▶ Task to complete
Print every entry exactly as written.

(Items listed in a dataset)
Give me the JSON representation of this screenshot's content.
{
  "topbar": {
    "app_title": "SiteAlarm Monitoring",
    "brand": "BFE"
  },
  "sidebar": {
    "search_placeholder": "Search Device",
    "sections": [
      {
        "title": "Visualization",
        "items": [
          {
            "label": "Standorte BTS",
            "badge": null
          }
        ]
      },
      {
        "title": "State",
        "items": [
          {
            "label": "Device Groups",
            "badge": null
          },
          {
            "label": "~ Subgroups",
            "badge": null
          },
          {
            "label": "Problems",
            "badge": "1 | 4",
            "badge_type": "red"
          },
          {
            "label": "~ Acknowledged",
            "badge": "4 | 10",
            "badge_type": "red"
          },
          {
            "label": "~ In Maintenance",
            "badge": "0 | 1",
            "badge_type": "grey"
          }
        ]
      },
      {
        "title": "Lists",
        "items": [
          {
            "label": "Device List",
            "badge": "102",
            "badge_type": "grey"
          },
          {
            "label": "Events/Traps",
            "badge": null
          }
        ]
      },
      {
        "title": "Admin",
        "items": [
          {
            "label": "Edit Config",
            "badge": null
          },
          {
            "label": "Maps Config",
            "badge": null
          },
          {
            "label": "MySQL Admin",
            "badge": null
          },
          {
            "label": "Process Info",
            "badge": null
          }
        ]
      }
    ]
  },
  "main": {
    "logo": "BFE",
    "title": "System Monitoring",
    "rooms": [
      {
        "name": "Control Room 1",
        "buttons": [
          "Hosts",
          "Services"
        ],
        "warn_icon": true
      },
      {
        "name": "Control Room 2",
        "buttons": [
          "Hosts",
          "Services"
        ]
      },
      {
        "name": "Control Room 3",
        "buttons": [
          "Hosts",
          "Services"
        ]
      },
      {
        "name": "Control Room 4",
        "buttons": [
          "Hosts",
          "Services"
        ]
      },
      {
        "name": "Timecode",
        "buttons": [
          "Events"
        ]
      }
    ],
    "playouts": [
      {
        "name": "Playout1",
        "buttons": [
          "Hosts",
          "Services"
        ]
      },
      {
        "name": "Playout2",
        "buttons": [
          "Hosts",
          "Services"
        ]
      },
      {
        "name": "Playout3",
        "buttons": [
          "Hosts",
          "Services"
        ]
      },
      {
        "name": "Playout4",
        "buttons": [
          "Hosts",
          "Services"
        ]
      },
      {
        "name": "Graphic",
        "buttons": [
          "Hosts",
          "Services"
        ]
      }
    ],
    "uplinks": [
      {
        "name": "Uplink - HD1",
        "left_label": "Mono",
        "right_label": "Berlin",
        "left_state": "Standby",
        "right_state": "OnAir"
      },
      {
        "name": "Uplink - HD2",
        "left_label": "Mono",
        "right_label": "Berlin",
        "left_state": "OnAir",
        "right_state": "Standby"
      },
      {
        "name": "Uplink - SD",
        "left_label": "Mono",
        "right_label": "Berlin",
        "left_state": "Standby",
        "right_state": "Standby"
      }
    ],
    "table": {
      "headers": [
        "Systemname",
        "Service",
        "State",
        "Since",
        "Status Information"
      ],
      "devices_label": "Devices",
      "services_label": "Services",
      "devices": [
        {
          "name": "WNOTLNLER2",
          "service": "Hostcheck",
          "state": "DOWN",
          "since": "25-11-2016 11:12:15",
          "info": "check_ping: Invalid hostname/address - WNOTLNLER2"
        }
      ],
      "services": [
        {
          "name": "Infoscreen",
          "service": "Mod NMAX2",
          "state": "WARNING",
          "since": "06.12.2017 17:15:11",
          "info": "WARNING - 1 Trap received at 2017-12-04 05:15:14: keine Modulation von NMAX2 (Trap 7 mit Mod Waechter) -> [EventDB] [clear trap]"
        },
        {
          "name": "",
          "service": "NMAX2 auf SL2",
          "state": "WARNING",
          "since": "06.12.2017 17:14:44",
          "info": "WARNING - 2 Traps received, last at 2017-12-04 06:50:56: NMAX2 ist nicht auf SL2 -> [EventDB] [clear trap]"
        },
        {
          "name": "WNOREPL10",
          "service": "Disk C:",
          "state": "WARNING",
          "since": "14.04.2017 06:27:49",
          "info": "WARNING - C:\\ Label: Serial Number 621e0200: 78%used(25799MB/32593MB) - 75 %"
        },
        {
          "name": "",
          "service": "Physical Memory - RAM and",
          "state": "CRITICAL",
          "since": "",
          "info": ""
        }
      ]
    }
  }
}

▶ Reply to the exercise
Give me the JSON representation of this screenshot's content.
{
  "topbar": {
    "app_title": "SiteAlarm Monitoring",
    "brand": "BFE"
  },
  "sidebar": {
    "search_placeholder": "Search Device",
    "sections": [
      {
        "title": "Visualization",
        "items": [
          {
            "label": "Standorte BTS",
            "badge": null
          }
        ]
      },
      {
        "title": "State",
        "items": [
          {
            "label": "Device Groups",
            "badge": null
          },
          {
            "label": "~ Subgroups",
            "badge": null
          },
          {
            "label": "Problems",
            "badge": "1 | 4",
            "badge_type": "red"
          },
          {
            "label": "~ Acknowledged",
            "badge": "4 | 10",
            "badge_type": "red"
          },
          {
            "label": "~ In Maintenance",
            "badge": "0 | 1",
            "badge_type": "grey"
          }
        ]
      },
      {
        "title": "Lists",
        "items": [
          {
            "label": "Device List",
            "badge": "102",
            "badge_type": "grey"
          },
          {
            "label": "Events/Traps",
            "badge": null
          }
        ]
      },
      {
        "title": "Admin",
        "items": [
          {
            "label": "Edit Config",
            "badge": null
          },
          {
            "label": "Maps Config",
            "badge": null
          },
          {
            "label": "MySQL Admin",
            "badge": null
          },
          {
            "label": "Process Info",
            "badge": null
          }
        ]
      }
    ]
  },
  "main": {
    "logo": "BFE",
    "title": "System Monitoring",
    "rooms": [
      {
        "name": "Control Room 1",
        "buttons": [
          "Hosts",
          "Services"
        ],
        "warn_icon": true
      },
      {
        "name": "Control Room 2",
        "buttons": [
          "Hosts",
          "Services"
        ]
      },
      {
        "name": "Control Room 3",
        "buttons": [
          "Hosts",
          "Services"
        ]
      },
      {
        "name": "Control Room 4",
        "buttons": [
          "Hosts",
          "Services"
        ]
      },
      {
        "name": "Timecode",
        "buttons": [
          "Events"
        ]
      }
    ],
    "playouts": [
      {
        "name": "Playout1",
        "buttons": [
          "Hosts",
          "Services"
        ]
      },
      {
        "name": "Playout2",
        "buttons": [
          "Hosts",
          "Services"
        ]
      },
      {
        "name": "Playout3",
        "buttons": [
          "Hosts",
          "Services"
        ]
      },
      {
        "name": "Playout4",
        "buttons": [
          "Hosts",
          "Services"
        ]
      },
      {
        "name": "Graphic",
        "buttons": [
          "Hosts",
          "Services"
        ]
      }
    ],
    "uplinks": [
      {
        "name": "Uplink - HD1",
        "left_label": "Mono",
        "right_label": "Berlin",
        "left_state": "Standby",
        "right_state": "OnAir"
      },
      {
        "name": "Uplink - HD2",
        "left_label": "Mono",
        "right_label": "Berlin",
        "left_state": "OnAir",
        "right_state": "Standby"
      },
      {
        "name": "Uplink - SD",
        "left_label": "Mono",
        "right_label": "Berlin",
        "left_state": "Standby",
        "right_state": "Standby"
      }
    ],
    "table": {
      "headers": [
        "Systemname",
        "Service",
        "State",
        "Since",
        "Status Information"
      ],
      "devices_label": "Devices",
      "services_label": "Services",
      "devices": [
        {
          "name": "WNOTLNLER2",
          "service": "Hostcheck",
          "state": "DOWN",
          "since": "25-11-2016 11:12:15",
          "info": "check_ping: Invalid hostname/address - WNOTLNLER2"
        }
      ],
      "services": [
        {
          "name": "Infoscreen",
          "service": "Mod NMAX2",
          "state": "WARNING",
          "since": "06.12.2017 17:15:11",
          "info": "WARNING - 1 Trap received at 2017-12-04 05:15:14: keine Modulation von NMAX2 (Trap 7 mit Mod Waechter) -> [EventDB] [clear trap]"
        },
        {
          "name": "",
          "service": "NMAX2 auf SL2",
          "state": "WARNING",
          "since": "06.12.2017 17:14:44",
          "info": "WARNING - 2 Traps received, last at 2017-12-04 06:50:56: NMAX2 ist nicht auf SL2 -> [EventDB] [clear trap]"
        },
        {
          "name": "WNOREPL10",
          "service": "Disk C:",
          "state": "WARNING",
          "since": "14.04.2017 06:27:49",
          "info": "WARNING - C:\\ Label: Serial Number 621e0200: 78%used(25799MB/32593MB) - 75 %"
        },
        {
          "name": "",
          "service": "Physical Memory - RAM and",
          "state": "CRITICAL",
          "since": "",
          "info": ""
        }
      ]
    }
  }
}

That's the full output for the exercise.